▶

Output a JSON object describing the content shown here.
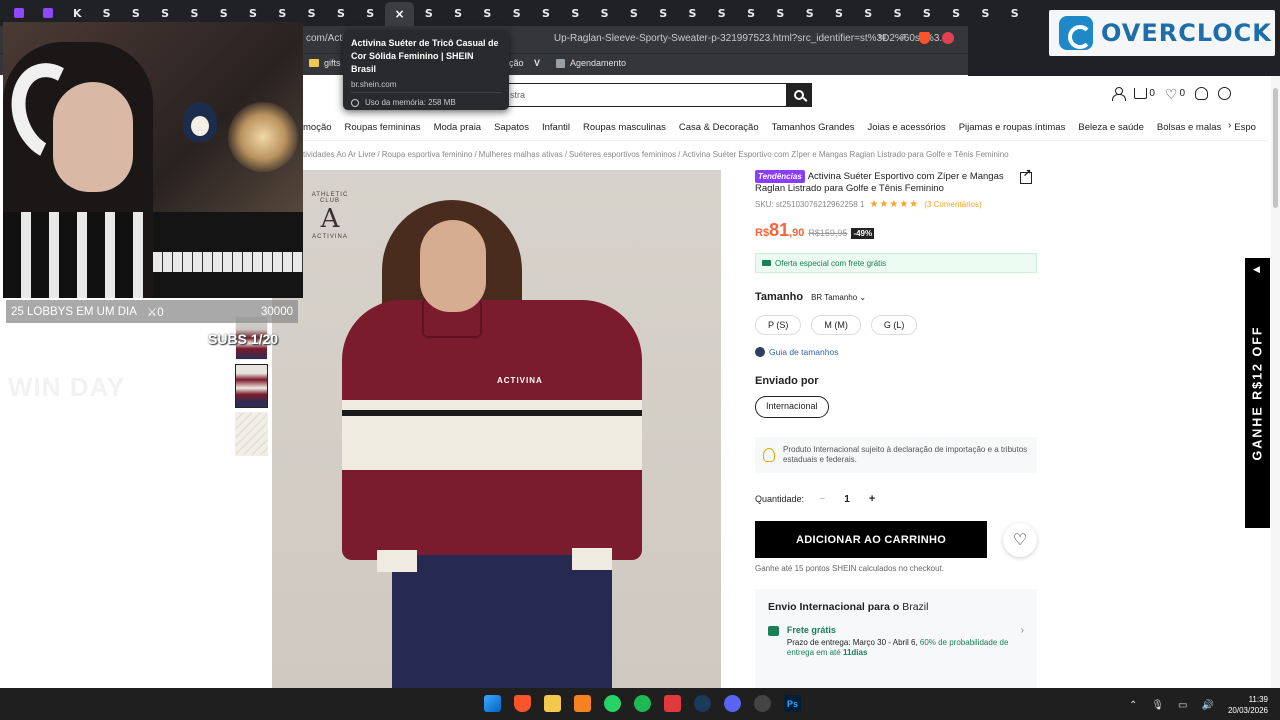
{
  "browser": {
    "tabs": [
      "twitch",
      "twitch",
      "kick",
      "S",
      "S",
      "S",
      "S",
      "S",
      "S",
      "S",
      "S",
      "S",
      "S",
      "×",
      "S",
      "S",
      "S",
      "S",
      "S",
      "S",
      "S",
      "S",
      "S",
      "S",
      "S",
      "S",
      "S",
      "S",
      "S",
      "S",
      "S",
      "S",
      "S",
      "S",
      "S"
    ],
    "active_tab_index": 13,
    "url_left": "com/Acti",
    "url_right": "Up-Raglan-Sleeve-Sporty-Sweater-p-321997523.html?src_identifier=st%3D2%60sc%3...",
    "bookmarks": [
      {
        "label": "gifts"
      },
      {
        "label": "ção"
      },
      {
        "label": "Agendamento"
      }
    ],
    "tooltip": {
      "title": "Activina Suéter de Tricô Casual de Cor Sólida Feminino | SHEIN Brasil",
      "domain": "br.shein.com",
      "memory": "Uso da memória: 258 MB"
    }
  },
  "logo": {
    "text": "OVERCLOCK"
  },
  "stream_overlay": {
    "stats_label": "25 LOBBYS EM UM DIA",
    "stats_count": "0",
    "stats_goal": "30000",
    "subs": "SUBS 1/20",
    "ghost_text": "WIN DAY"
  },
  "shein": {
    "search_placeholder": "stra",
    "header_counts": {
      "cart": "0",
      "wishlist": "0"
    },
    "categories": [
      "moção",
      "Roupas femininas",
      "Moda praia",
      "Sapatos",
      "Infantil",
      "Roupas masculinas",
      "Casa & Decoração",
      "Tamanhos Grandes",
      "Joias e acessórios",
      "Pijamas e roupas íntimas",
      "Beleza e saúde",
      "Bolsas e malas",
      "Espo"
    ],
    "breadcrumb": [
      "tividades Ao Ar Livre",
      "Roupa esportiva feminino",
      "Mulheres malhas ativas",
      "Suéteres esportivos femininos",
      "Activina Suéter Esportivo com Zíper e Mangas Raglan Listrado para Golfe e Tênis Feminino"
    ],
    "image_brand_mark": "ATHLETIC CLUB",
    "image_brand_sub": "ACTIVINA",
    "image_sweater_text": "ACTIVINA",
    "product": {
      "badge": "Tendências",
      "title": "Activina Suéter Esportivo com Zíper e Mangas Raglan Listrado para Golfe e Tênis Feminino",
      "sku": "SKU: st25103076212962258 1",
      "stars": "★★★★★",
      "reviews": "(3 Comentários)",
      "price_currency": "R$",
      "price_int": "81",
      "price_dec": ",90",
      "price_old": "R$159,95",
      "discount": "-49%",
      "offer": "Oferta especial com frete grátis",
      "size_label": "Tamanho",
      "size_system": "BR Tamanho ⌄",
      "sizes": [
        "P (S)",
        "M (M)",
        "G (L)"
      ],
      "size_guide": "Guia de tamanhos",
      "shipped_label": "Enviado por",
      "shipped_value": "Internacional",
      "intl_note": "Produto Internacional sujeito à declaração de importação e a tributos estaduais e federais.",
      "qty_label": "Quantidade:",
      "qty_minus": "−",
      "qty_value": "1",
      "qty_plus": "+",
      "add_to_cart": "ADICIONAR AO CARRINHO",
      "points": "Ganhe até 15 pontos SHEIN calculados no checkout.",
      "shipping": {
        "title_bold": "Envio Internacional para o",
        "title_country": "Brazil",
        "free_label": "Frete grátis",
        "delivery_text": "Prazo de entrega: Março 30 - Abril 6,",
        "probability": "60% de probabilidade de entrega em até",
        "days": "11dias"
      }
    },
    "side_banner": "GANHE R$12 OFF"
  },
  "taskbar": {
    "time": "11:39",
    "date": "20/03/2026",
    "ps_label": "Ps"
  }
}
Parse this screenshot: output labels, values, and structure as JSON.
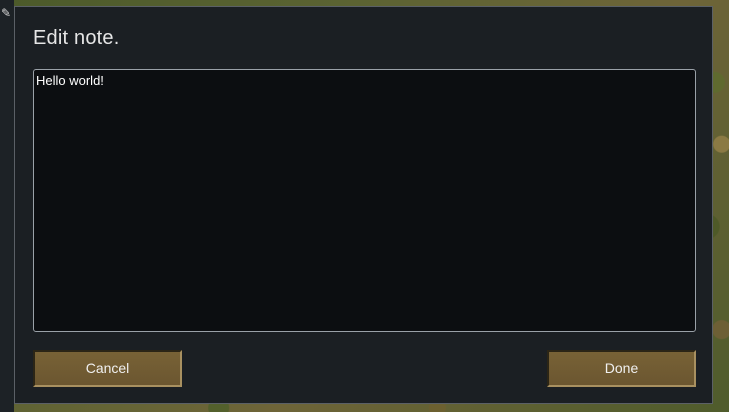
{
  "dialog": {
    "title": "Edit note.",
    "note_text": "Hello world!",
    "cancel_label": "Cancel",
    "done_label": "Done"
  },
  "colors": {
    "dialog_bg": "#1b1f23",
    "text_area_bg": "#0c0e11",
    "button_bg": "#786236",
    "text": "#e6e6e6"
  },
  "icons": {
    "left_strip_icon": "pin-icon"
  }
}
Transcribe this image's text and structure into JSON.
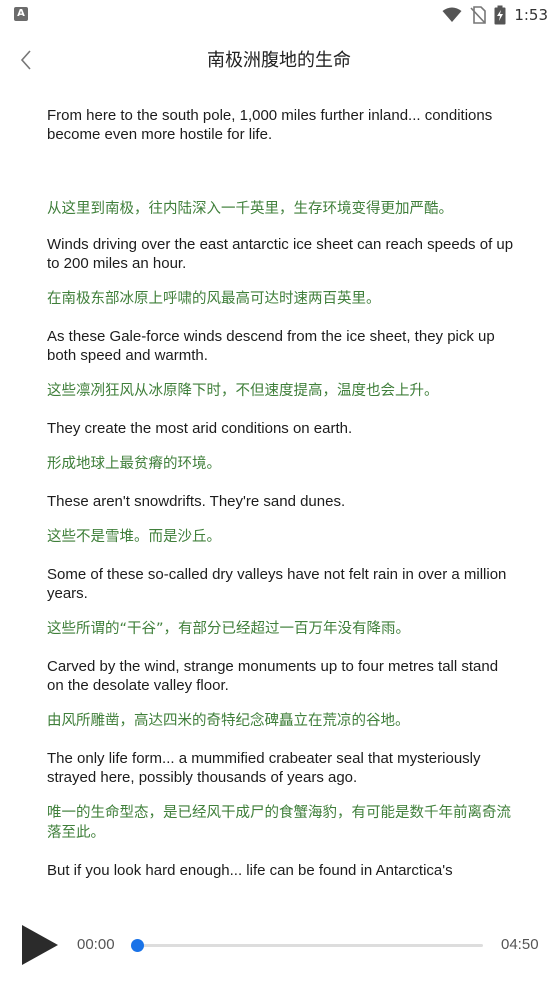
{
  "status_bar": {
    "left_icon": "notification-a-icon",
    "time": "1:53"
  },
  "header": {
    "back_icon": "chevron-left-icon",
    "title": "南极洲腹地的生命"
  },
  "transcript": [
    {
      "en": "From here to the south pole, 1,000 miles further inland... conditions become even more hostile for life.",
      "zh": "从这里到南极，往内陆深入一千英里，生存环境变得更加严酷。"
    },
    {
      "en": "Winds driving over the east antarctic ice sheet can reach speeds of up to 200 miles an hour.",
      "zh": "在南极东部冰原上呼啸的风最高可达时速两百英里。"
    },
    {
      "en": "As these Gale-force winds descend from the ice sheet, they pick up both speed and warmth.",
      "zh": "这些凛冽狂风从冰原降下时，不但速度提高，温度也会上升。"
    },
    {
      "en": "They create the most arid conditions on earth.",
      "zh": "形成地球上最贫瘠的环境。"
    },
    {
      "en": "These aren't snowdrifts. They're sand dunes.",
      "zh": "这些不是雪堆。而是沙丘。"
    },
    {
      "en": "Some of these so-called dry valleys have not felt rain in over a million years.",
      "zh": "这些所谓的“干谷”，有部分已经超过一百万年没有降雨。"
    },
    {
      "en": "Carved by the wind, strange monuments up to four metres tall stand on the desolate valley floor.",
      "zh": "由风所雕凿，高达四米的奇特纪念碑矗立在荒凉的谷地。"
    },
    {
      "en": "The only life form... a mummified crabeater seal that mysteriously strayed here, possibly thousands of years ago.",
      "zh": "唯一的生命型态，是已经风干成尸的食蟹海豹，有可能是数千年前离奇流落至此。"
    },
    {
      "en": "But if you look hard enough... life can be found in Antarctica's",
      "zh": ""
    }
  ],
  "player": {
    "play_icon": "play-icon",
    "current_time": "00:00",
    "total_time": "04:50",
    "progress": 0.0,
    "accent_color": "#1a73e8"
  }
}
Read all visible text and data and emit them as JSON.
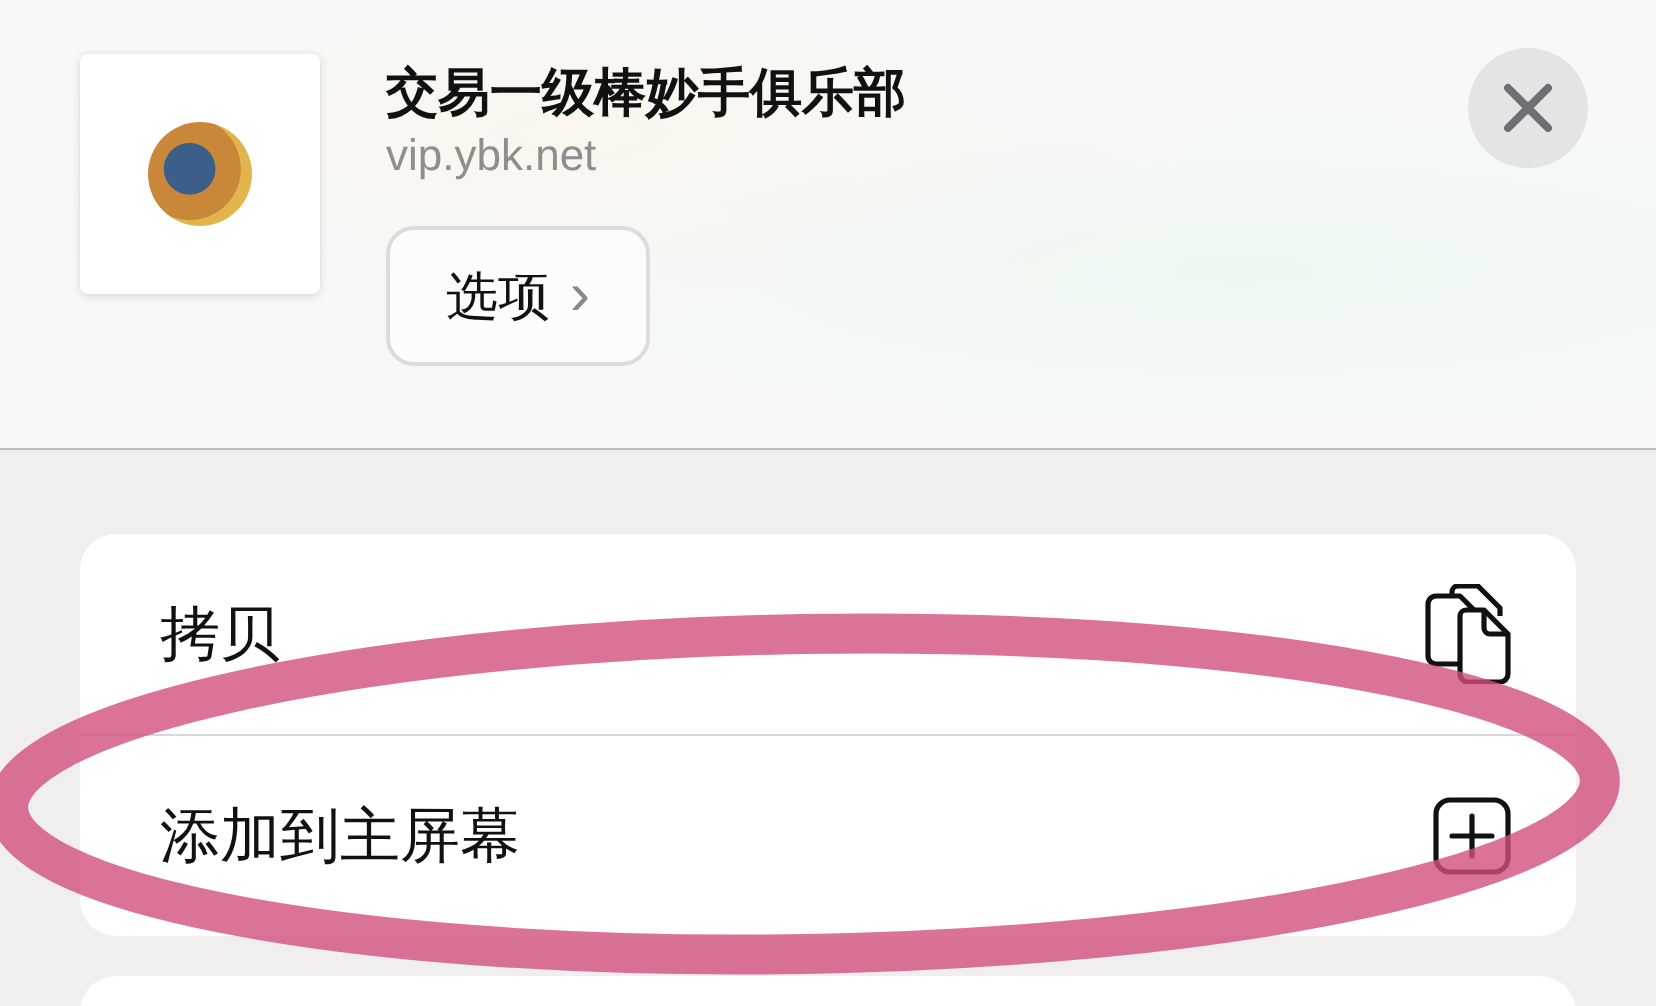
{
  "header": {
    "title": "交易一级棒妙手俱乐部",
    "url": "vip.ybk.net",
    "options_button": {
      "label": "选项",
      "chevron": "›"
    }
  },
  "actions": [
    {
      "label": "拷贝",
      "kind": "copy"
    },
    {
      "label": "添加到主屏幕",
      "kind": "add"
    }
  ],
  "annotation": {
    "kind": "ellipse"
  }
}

◀

• [WHAT THE EXERCISE ASKS]
Extract each line holding the word "para" from the records.

• [RESULT]
      "Activina Suéter Esportivo com Zíper e Mangas Raglan Listrado para Golfe e Tênis Feminino"
      "title": "Activina Suéter Esportivo com Zíper e Mangas Raglan Listrado para Golfe e Tênis Feminino",
        "title_bold": "Envio Internacional para o",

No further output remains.